TASK INSTRUCTIONS: Quote every line of the material beneath this one.

begin DATA

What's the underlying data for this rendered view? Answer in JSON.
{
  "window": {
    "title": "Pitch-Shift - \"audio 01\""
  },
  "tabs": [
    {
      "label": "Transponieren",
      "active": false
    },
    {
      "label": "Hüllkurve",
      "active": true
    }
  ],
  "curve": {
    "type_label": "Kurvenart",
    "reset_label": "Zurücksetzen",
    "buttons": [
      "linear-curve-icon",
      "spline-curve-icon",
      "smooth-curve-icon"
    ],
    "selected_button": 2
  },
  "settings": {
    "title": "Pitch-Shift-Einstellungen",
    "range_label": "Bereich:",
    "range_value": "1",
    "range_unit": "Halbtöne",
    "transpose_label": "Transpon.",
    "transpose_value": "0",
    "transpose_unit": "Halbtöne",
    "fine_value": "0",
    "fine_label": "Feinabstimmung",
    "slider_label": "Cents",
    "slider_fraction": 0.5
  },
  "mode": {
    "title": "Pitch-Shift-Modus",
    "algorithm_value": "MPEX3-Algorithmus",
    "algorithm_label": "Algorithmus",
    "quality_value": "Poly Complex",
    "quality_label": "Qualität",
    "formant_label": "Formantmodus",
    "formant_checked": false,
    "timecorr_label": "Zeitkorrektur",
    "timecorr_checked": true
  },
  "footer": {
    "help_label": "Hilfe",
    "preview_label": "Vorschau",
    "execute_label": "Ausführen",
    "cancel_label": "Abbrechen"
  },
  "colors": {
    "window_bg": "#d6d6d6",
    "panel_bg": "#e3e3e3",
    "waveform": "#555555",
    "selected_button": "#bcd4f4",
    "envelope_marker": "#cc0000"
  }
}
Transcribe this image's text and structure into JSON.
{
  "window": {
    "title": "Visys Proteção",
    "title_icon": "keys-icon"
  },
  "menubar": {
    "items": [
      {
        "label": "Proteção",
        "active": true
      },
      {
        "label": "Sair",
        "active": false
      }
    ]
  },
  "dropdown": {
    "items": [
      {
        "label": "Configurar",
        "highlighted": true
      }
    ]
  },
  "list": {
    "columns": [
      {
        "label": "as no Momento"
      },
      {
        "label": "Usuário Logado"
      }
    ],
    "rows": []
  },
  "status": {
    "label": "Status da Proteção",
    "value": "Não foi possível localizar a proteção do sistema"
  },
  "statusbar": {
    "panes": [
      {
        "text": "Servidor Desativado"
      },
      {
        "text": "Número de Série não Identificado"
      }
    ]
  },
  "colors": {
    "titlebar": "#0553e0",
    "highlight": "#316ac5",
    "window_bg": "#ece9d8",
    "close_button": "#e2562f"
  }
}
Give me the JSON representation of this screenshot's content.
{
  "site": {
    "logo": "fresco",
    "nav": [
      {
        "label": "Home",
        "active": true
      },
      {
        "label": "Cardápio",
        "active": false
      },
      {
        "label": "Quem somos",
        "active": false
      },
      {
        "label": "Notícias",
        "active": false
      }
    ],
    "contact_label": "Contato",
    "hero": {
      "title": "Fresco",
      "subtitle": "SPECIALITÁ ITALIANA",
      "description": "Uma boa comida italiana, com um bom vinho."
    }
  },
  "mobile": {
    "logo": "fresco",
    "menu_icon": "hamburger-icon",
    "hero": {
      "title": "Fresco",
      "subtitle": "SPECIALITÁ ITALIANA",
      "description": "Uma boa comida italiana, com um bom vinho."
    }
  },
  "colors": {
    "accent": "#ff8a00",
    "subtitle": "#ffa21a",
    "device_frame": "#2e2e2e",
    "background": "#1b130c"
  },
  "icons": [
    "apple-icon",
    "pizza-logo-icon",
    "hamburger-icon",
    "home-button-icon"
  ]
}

end DATA

FULL OUTPUT:
What's the underlying data for this rendered view? Answer in JSON.
{
  "window": {
    "title": "Pitch-Shift - \"audio 01\""
  },
  "tabs": [
    {
      "label": "Transponieren",
      "active": false
    },
    {
      "label": "Hüllkurve",
      "active": true
    }
  ],
  "curve": {
    "type_label": "Kurvenart",
    "reset_label": "Zurücksetzen",
    "buttons": [
      "linear-curve-icon",
      "spline-curve-icon",
      "smooth-curve-icon"
    ],
    "selected_button": 2
  },
  "settings": {
    "title": "Pitch-Shift-Einstellungen",
    "range_label": "Bereich:",
    "range_value": "1",
    "range_unit": "Halbtöne",
    "transpose_label": "Transpon.",
    "transpose_value": "0",
    "transpose_unit": "Halbtöne",
    "fine_value": "0",
    "fine_label": "Feinabstimmung",
    "slider_label": "Cents",
    "slider_fraction": 0.5
  },
  "mode": {
    "title": "Pitch-Shift-Modus",
    "algorithm_value": "MPEX3-Algorithmus",
    "algorithm_label": "Algorithmus",
    "quality_value": "Poly Complex",
    "quality_label": "Qualität",
    "formant_label": "Formantmodus",
    "formant_checked": false,
    "timecorr_label": "Zeitkorrektur",
    "timecorr_checked": true
  },
  "footer": {
    "help_label": "Hilfe",
    "preview_label": "Vorschau",
    "execute_label": "Ausführen",
    "cancel_label": "Abbrechen"
  },
  "colors": {
    "window_bg": "#d6d6d6",
    "panel_bg": "#e3e3e3",
    "waveform": "#555555",
    "selected_button": "#bcd4f4",
    "envelope_marker": "#cc0000"
  }
}
Transcribe this image's text and structure into JSON.
{
  "window": {
    "title": "Visys Proteção",
    "title_icon": "keys-icon"
  },
  "menubar": {
    "items": [
      {
        "label": "Proteção",
        "active": true
      },
      {
        "label": "Sair",
        "active": false
      }
    ]
  },
  "dropdown": {
    "items": [
      {
        "label": "Configurar",
        "highlighted": true
      }
    ]
  },
  "list": {
    "columns": [
      {
        "label": "as no Momento"
      },
      {
        "label": "Usuário Logado"
      }
    ],
    "rows": []
  },
  "status": {
    "label": "Status da Proteção",
    "value": "Não foi possível localizar a proteção do sistema"
  },
  "statusbar": {
    "panes": [
      {
        "text": "Servidor Desativado"
      },
      {
        "text": "Número de Série não Identificado"
      }
    ]
  },
  "colors": {
    "titlebar": "#0553e0",
    "highlight": "#316ac5",
    "window_bg": "#ece9d8",
    "close_button": "#e2562f"
  }
}
Give me the JSON representation of this screenshot's content.
{
  "site": {
    "logo": "fresco",
    "nav": [
      {
        "label": "Home",
        "active": true
      },
      {
        "label": "Cardápio",
        "active": false
      },
      {
        "label": "Quem somos",
        "active": false
      },
      {
        "label": "Notícias",
        "active": false
      }
    ],
    "contact_label": "Contato",
    "hero": {
      "title": "Fresco",
      "subtitle": "SPECIALITÁ ITALIANA",
      "description": "Uma boa comida italiana, com um bom vinho."
    }
  },
  "mobile": {
    "logo": "fresco",
    "menu_icon": "hamburger-icon",
    "hero": {
      "title": "Fresco",
      "subtitle": "SPECIALITÁ ITALIANA",
      "description": "Uma boa comida italiana, com um bom vinho."
    }
  },
  "colors": {
    "accent": "#ff8a00",
    "subtitle": "#ffa21a",
    "device_frame": "#2e2e2e",
    "background": "#1b130c"
  },
  "icons": [
    "apple-icon",
    "pizza-logo-icon",
    "hamburger-icon",
    "home-button-icon"
  ]
}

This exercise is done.